**Exercise**
Show all lines of the listing that hold the word "Resumen".

**Rows**

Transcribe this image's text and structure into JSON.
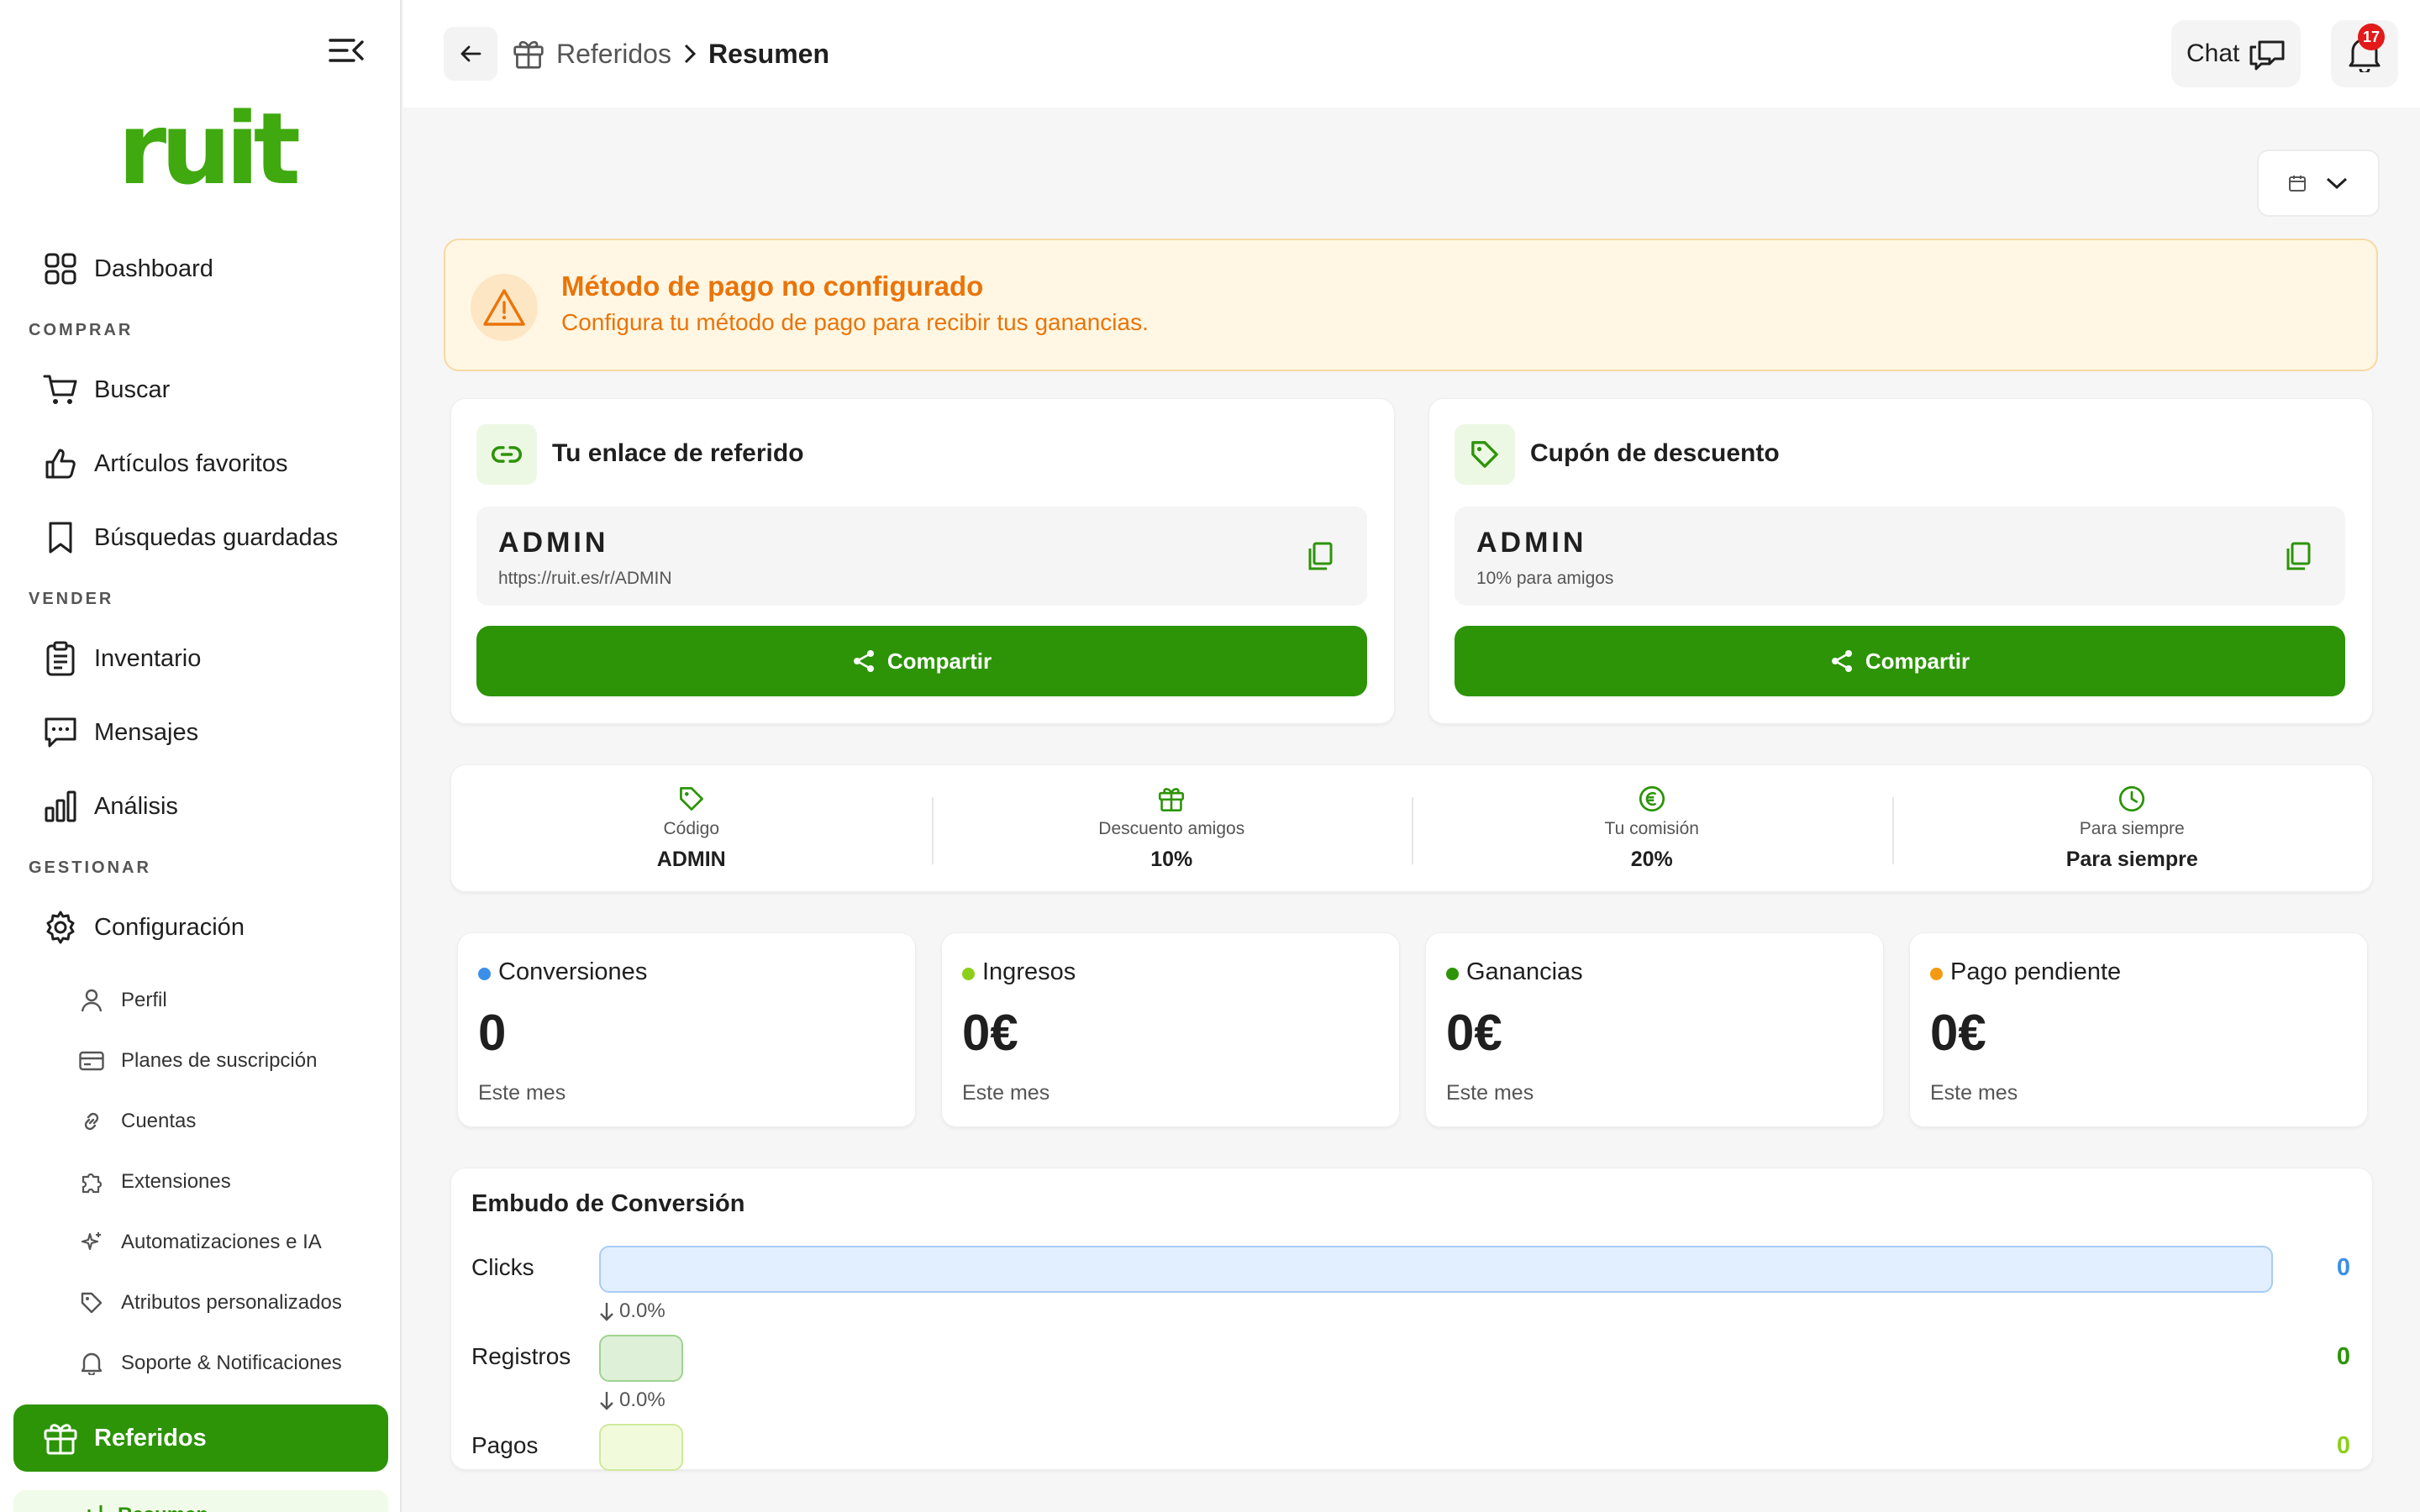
{
  "brand": {
    "logo_text": "ruit",
    "accent": "#2c9406",
    "logo_color": "#3fa90f"
  },
  "sidebar": {
    "dashboard": "Dashboard",
    "section_comprar": "COMPRAR",
    "buscar": "Buscar",
    "favoritos": "Artículos favoritos",
    "busquedas": "Búsquedas guardadas",
    "section_vender": "VENDER",
    "inventario": "Inventario",
    "mensajes": "Mensajes",
    "analisis": "Análisis",
    "section_gestionar": "GESTIONAR",
    "configuracion": "Configuración",
    "sub": {
      "perfil": "Perfil",
      "planes": "Planes de suscripción",
      "cuentas": "Cuentas",
      "extensiones": "Extensiones",
      "automatizaciones": "Automatizaciones e IA",
      "atributos": "Atributos personalizados",
      "soporte": "Soporte & Notificaciones"
    },
    "referidos": "Referidos",
    "resumen": "Resumen"
  },
  "header": {
    "crumb_parent": "Referidos",
    "crumb_current": "Resumen",
    "chat_label": "Chat",
    "notifications_count": "17"
  },
  "alert": {
    "title": "Método de pago no configurado",
    "description": "Configura tu método de pago para recibir tus ganancias.",
    "color": "#ea7409"
  },
  "referral_link": {
    "title": "Tu enlace de referido",
    "code": "ADMIN",
    "url": "https://ruit.es/r/ADMIN",
    "share_label": "Compartir"
  },
  "coupon": {
    "title": "Cupón de descuento",
    "code": "ADMIN",
    "detail": "10% para amigos",
    "share_label": "Compartir"
  },
  "stats": [
    {
      "key": "Código",
      "value": "ADMIN",
      "icon": "tag-icon"
    },
    {
      "key": "Descuento amigos",
      "value": "10%",
      "icon": "gift-icon"
    },
    {
      "key": "Tu comisión",
      "value": "20%",
      "icon": "euro-icon"
    },
    {
      "key": "Para siempre",
      "value": "Para siempre",
      "icon": "clock-icon"
    }
  ],
  "metrics": [
    {
      "name": "Conversiones",
      "value": "0",
      "period": "Este mes",
      "color": "#3b8fe8"
    },
    {
      "name": "Ingresos",
      "value": "0€",
      "period": "Este mes",
      "color": "#8ccf1a"
    },
    {
      "name": "Ganancias",
      "value": "0€",
      "period": "Este mes",
      "color": "#2c9406"
    },
    {
      "name": "Pago pendiente",
      "value": "0€",
      "period": "Este mes",
      "color": "#f39a12"
    }
  ],
  "funnel": {
    "title": "Embudo de Conversión",
    "rows": [
      {
        "label": "Clicks",
        "value": "0",
        "color": "#3b8fe8"
      },
      {
        "label": "Registros",
        "value": "0",
        "color": "#2c9406"
      },
      {
        "label": "Pagos",
        "value": "0",
        "color": "#8ccf1a"
      }
    ],
    "drop1": "0.0%",
    "drop2": "0.0%"
  }
}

**Exercise solution**
    "resumen": "Resumen"
    "crumb_current": "Resumen",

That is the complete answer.